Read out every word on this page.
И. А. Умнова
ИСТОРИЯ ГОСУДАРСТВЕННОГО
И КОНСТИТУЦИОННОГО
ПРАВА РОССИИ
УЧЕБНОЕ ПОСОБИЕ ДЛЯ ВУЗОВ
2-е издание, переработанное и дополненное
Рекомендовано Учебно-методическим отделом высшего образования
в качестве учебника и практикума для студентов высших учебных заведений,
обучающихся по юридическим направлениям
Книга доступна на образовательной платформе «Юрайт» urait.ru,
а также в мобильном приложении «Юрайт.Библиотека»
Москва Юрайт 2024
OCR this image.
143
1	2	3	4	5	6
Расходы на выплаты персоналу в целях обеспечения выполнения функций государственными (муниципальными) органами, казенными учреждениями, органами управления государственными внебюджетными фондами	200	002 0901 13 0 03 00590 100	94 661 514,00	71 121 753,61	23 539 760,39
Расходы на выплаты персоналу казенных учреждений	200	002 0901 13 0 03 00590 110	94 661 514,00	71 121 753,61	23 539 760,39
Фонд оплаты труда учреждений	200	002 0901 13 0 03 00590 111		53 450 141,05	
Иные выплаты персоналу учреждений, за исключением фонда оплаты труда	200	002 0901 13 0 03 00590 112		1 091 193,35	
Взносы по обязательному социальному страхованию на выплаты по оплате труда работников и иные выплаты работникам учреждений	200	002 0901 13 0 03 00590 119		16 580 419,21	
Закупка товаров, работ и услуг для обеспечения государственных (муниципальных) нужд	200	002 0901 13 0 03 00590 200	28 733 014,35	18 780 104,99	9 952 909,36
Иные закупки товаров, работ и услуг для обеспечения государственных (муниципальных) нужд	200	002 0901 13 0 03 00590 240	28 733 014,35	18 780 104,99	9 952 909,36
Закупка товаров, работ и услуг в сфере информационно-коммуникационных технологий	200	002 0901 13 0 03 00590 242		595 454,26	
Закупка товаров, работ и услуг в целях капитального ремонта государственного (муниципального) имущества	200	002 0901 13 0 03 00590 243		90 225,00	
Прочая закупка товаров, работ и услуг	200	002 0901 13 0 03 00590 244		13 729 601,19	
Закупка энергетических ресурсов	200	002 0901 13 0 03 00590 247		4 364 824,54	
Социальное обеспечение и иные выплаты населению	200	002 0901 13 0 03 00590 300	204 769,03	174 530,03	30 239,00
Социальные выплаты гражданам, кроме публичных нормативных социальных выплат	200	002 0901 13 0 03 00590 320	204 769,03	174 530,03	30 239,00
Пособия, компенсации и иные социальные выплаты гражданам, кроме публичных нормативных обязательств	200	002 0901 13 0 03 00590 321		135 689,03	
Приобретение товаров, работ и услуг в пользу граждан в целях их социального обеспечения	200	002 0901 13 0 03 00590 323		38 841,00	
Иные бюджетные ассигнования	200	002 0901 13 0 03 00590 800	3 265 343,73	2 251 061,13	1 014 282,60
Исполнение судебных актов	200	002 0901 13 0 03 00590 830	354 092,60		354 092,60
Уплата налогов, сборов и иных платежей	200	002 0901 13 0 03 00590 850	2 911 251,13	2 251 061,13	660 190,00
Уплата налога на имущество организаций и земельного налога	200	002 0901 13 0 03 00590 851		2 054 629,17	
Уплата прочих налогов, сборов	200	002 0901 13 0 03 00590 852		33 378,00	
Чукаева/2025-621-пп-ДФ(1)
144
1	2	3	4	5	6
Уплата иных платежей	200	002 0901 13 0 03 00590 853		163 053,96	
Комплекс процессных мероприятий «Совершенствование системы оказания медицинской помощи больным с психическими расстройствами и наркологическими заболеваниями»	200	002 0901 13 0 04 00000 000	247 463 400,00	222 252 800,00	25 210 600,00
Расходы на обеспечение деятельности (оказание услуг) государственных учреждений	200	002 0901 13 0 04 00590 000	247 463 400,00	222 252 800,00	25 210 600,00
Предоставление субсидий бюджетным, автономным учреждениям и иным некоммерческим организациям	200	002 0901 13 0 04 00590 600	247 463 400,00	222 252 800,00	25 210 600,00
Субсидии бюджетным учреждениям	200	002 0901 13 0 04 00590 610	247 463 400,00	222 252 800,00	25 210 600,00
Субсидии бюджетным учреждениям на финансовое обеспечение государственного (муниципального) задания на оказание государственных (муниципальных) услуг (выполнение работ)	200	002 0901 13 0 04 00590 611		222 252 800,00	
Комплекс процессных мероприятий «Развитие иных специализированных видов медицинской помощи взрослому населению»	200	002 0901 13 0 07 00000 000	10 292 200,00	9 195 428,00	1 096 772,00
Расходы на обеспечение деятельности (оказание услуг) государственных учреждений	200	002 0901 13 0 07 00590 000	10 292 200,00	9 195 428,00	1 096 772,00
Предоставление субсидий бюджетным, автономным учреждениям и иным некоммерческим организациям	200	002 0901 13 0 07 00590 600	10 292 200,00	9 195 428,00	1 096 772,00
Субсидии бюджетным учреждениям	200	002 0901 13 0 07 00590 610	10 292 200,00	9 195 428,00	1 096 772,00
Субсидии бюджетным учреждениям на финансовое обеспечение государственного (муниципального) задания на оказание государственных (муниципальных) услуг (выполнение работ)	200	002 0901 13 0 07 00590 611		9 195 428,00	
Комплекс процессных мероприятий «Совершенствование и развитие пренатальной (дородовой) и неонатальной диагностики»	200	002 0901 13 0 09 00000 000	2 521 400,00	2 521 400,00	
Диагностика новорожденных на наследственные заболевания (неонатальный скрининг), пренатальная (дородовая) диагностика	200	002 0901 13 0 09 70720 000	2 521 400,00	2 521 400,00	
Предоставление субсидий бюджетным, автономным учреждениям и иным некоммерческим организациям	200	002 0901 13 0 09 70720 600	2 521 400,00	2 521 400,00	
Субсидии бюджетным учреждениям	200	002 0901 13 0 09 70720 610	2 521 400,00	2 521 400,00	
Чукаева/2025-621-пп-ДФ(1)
====
Reproduce each entry above exactly, keeping every word.

Read out every word on this page.
И. А. Умнова
ИСТОРИЯ ГОСУДАРСТВЕННОГО
И КОНСТИТУЦИОННОГО
ПРАВА РОССИИ
УЧЕБНОЕ ПОСОБИЕ ДЛЯ ВУЗОВ
2-е издание, переработанное и дополненное
Рекомендовано Учебно-методическим отделом высшего образования
в качестве учебника и практикума для студентов высших учебных заведений,
обучающихся по юридическим направлениям
Книга доступна на образовательной платформе «Юрайт» urait.ru,
а также в мобильном приложении «Юрайт.Библиотека»
Москва Юрайт 2024
OCR this image.
143
1	2	3	4	5	6
Расходы на выплаты персоналу в целях обеспечения выполнения функций государственными (муниципальными) органами, казенными учреждениями, органами управления государственными внебюджетными фондами	200	002 0901 13 0 03 00590 100	94 661 514,00	71 121 753,61	23 539 760,39
Расходы на выплаты персоналу казенных учреждений	200	002 0901 13 0 03 00590 110	94 661 514,00	71 121 753,61	23 539 760,39
Фонд оплаты труда учреждений	200	002 0901 13 0 03 00590 111		53 450 141,05	
Иные выплаты персоналу учреждений, за исключением фонда оплаты труда	200	002 0901 13 0 03 00590 112		1 091 193,35	
Взносы по обязательному социальному страхованию на выплаты по оплате труда работников и иные выплаты работникам учреждений	200	002 0901 13 0 03 00590 119		16 580 419,21	
Закупка товаров, работ и услуг для обеспечения государственных (муниципальных) нужд	200	002 0901 13 0 03 00590 200	28 733 014,35	18 780 104,99	9 952 909,36
Иные закупки товаров, работ и услуг для обеспечения государственных (муниципальных) нужд	200	002 0901 13 0 03 00590 240	28 733 014,35	18 780 104,99	9 952 909,36
Закупка товаров, работ и услуг в сфере информационно-коммуникационных технологий	200	002 0901 13 0 03 00590 242		595 454,26	
Закупка товаров, работ и услуг в целях капитального ремонта государственного (муниципального) имущества	200	002 0901 13 0 03 00590 243		90 225,00	
Прочая закупка товаров, работ и услуг	200	002 0901 13 0 03 00590 244		13 729 601,19	
Закупка энергетических ресурсов	200	002 0901 13 0 03 00590 247		4 364 824,54	
Социальное обеспечение и иные выплаты населению	200	002 0901 13 0 03 00590 300	204 769,03	174 530,03	30 239,00
Социальные выплаты гражданам, кроме публичных нормативных социальных выплат	200	002 0901 13 0 03 00590 320	204 769,03	174 530,03	30 239,00
Пособия, компенсации и иные социальные выплаты гражданам, кроме публичных нормативных обязательств	200	002 0901 13 0 03 00590 321		135 689,03	
Приобретение товаров, работ и услуг в пользу граждан в целях их социального обеспечения	200	002 0901 13 0 03 00590 323		38 841,00	
Иные бюджетные ассигнования	200	002 0901 13 0 03 00590 800	3 265 343,73	2 251 061,13	1 014 282,60
Исполнение судебных актов	200	002 0901 13 0 03 00590 830	354 092,60		354 092,60
Уплата налогов, сборов и иных платежей	200	002 0901 13 0 03 00590 850	2 911 251,13	2 251 061,13	660 190,00
Уплата налога на имущество организаций и земельного налога	200	002 0901 13 0 03 00590 851		2 054 629,17	
Уплата прочих налогов, сборов	200	002 0901 13 0 03 00590 852		33 378,00	
Чукаева/2025-621-пп-ДФ(1)
144
1	2	3	4	5	6
Уплата иных платежей	200	002 0901 13 0 03 00590 853		163 053,96	
Комплекс процессных мероприятий «Совершенствование системы оказания медицинской помощи больным с психическими расстройствами и наркологическими заболеваниями»	200	002 0901 13 0 04 00000 000	247 463 400,00	222 252 800,00	25 210 600,00
Расходы на обеспечение деятельности (оказание услуг) государственных учреждений	200	002 0901 13 0 04 00590 000	247 463 400,00	222 252 800,00	25 210 600,00
Предоставление субсидий бюджетным, автономным учреждениям и иным некоммерческим организациям	200	002 0901 13 0 04 00590 600	247 463 400,00	222 252 800,00	25 210 600,00
Субсидии бюджетным учреждениям	200	002 0901 13 0 04 00590 610	247 463 400,00	222 252 800,00	25 210 600,00
Субсидии бюджетным учреждениям на финансовое обеспечение государственного (муниципального) задания на оказание государственных (муниципальных) услуг (выполнение работ)	200	002 0901 13 0 04 00590 611		222 252 800,00	
Комплекс процессных мероприятий «Развитие иных специализированных видов медицинской помощи взрослому населению»	200	002 0901 13 0 07 00000 000	10 292 200,00	9 195 428,00	1 096 772,00
Расходы на обеспечение деятельности (оказание услуг) государственных учреждений	200	002 0901 13 0 07 00590 000	10 292 200,00	9 195 428,00	1 096 772,00
Предоставление субсидий бюджетным, автономным учреждениям и иным некоммерческим организациям	200	002 0901 13 0 07 00590 600	10 292 200,00	9 195 428,00	1 096 772,00
Субсидии бюджетным учреждениям	200	002 0901 13 0 07 00590 610	10 292 200,00	9 195 428,00	1 096 772,00
Субсидии бюджетным учреждениям на финансовое обеспечение государственного (муниципального) задания на оказание государственных (муниципальных) услуг (выполнение работ)	200	002 0901 13 0 07 00590 611		9 195 428,00	
Комплекс процессных мероприятий «Совершенствование и развитие пренатальной (дородовой) и неонатальной диагностики»	200	002 0901 13 0 09 00000 000	2 521 400,00	2 521 400,00	
Диагностика новорожденных на наследственные заболевания (неонатальный скрининг), пренатальная (дородовая) диагностика	200	002 0901 13 0 09 70720 000	2 521 400,00	2 521 400,00	
Предоставление субсидий бюджетным, автономным учреждениям и иным некоммерческим организациям	200	002 0901 13 0 09 70720 600	2 521 400,00	2 521 400,00	
Субсидии бюджетным учреждениям	200	002 0901 13 0 09 70720 610	2 521 400,00	2 521 400,00	
Чукаева/2025-621-пп-ДФ(1)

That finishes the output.